Stored data entries:
┌────────

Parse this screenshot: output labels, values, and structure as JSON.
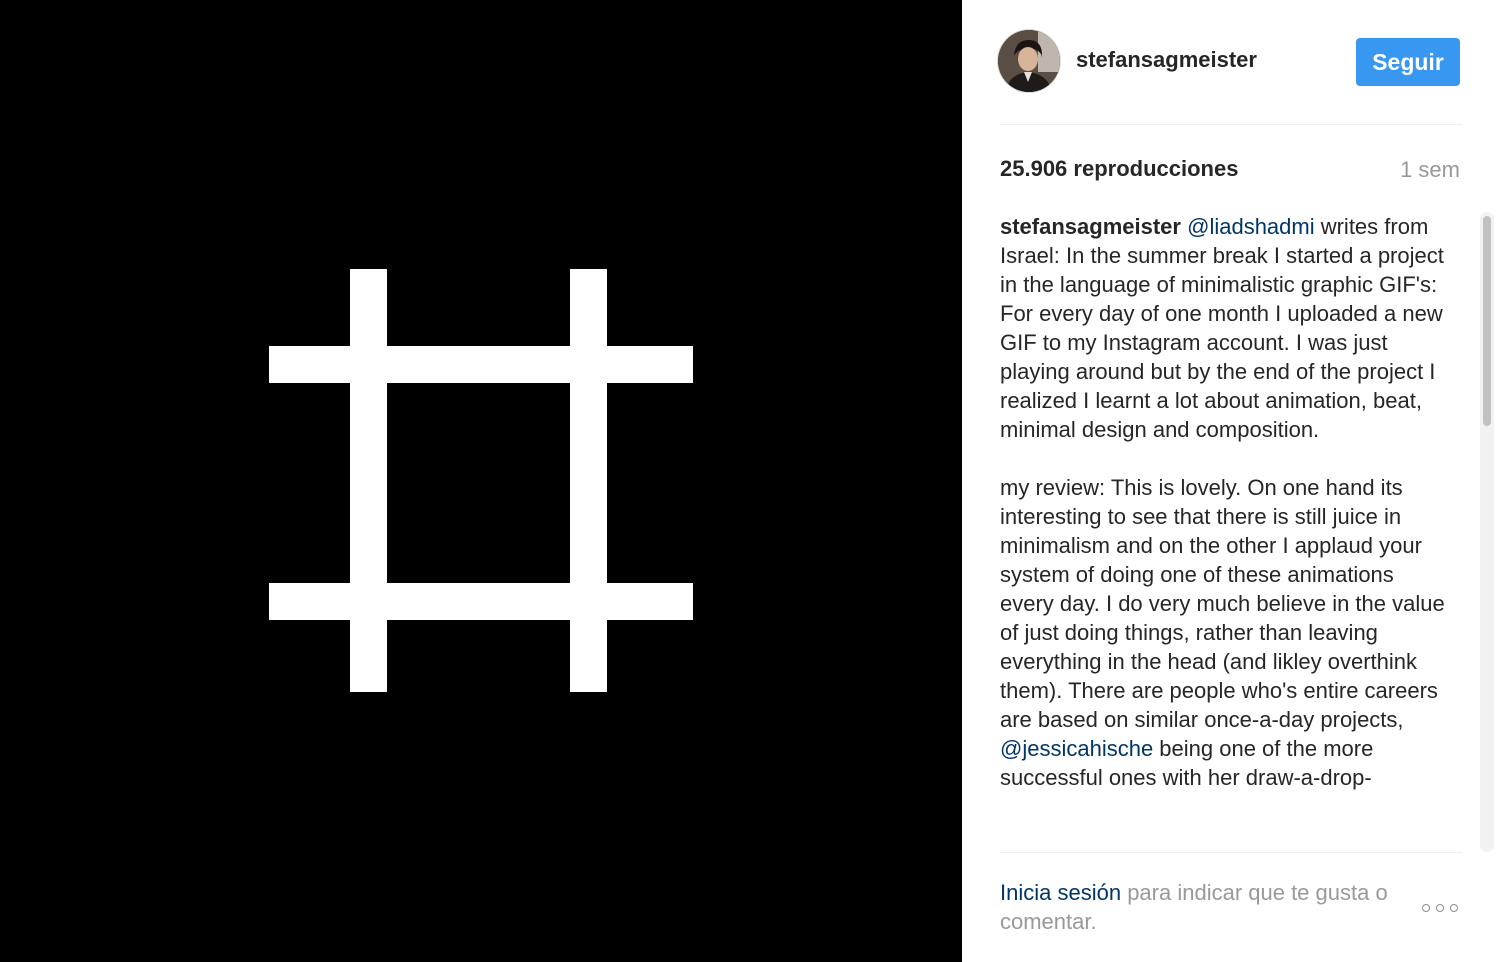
{
  "post": {
    "username": "stefansagmeister",
    "follow_label": "Seguir",
    "views": "25.906 reproducciones",
    "time": "1 sem",
    "avatar_icon": "profile-photo",
    "media_icon": "hash-grid-graphic"
  },
  "caption": {
    "author": "stefansagmeister",
    "mention1": "@liadshadmi",
    "text1": " writes from Israel: In the summer break I started a project in the language of minimalistic graphic GIF's: For every day of one month I uploaded a new GIF to my Instagram account. I was just playing around but by the end of the project I realized I learnt a lot about animation, beat, minimal design and composition.\n\nmy review: This is lovely. On one hand its interesting to see that there is still juice in minimalism and on the other I applaud your system of doing one of these animations every day. I do very much believe in the value of just doing things, rather than leaving everything in the head (and likley overthink them). There are people who's entire careers are based on similar once-a-day projects, ",
    "mention2": "@jessicahische",
    "text2": " being one of the more successful ones with her draw-a-drop-"
  },
  "footer": {
    "login_label": "Inicia sesión",
    "rest_text": " para indicar que te gusta o comentar.",
    "more_icon": "more-options-icon"
  },
  "colors": {
    "accent": "#3897f0",
    "link": "#003569",
    "muted": "#999999",
    "media_bg": "#000000"
  }
}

└────────

** To do **
Can you repeat every record above exactly, apart from the pictures?

** Written response **
Parse this screenshot: output labels, values, and structure as JSON.
{
  "post": {
    "username": "stefansagmeister",
    "follow_label": "Seguir",
    "views": "25.906 reproducciones",
    "time": "1 sem",
    "avatar_icon": "profile-photo",
    "media_icon": "hash-grid-graphic"
  },
  "caption": {
    "author": "stefansagmeister",
    "mention1": "@liadshadmi",
    "text1": " writes from Israel: In the summer break I started a project in the language of minimalistic graphic GIF's: For every day of one month I uploaded a new GIF to my Instagram account. I was just playing around but by the end of the project I realized I learnt a lot about animation, beat, minimal design and composition.\n\nmy review: This is lovely. On one hand its interesting to see that there is still juice in minimalism and on the other I applaud your system of doing one of these animations every day. I do very much believe in the value of just doing things, rather than leaving everything in the head (and likley overthink them). There are people who's entire careers are based on similar once-a-day projects, ",
    "mention2": "@jessicahische",
    "text2": " being one of the more successful ones with her draw-a-drop-"
  },
  "footer": {
    "login_label": "Inicia sesión",
    "rest_text": " para indicar que te gusta o comentar.",
    "more_icon": "more-options-icon"
  },
  "colors": {
    "accent": "#3897f0",
    "link": "#003569",
    "muted": "#999999",
    "media_bg": "#000000"
  }
}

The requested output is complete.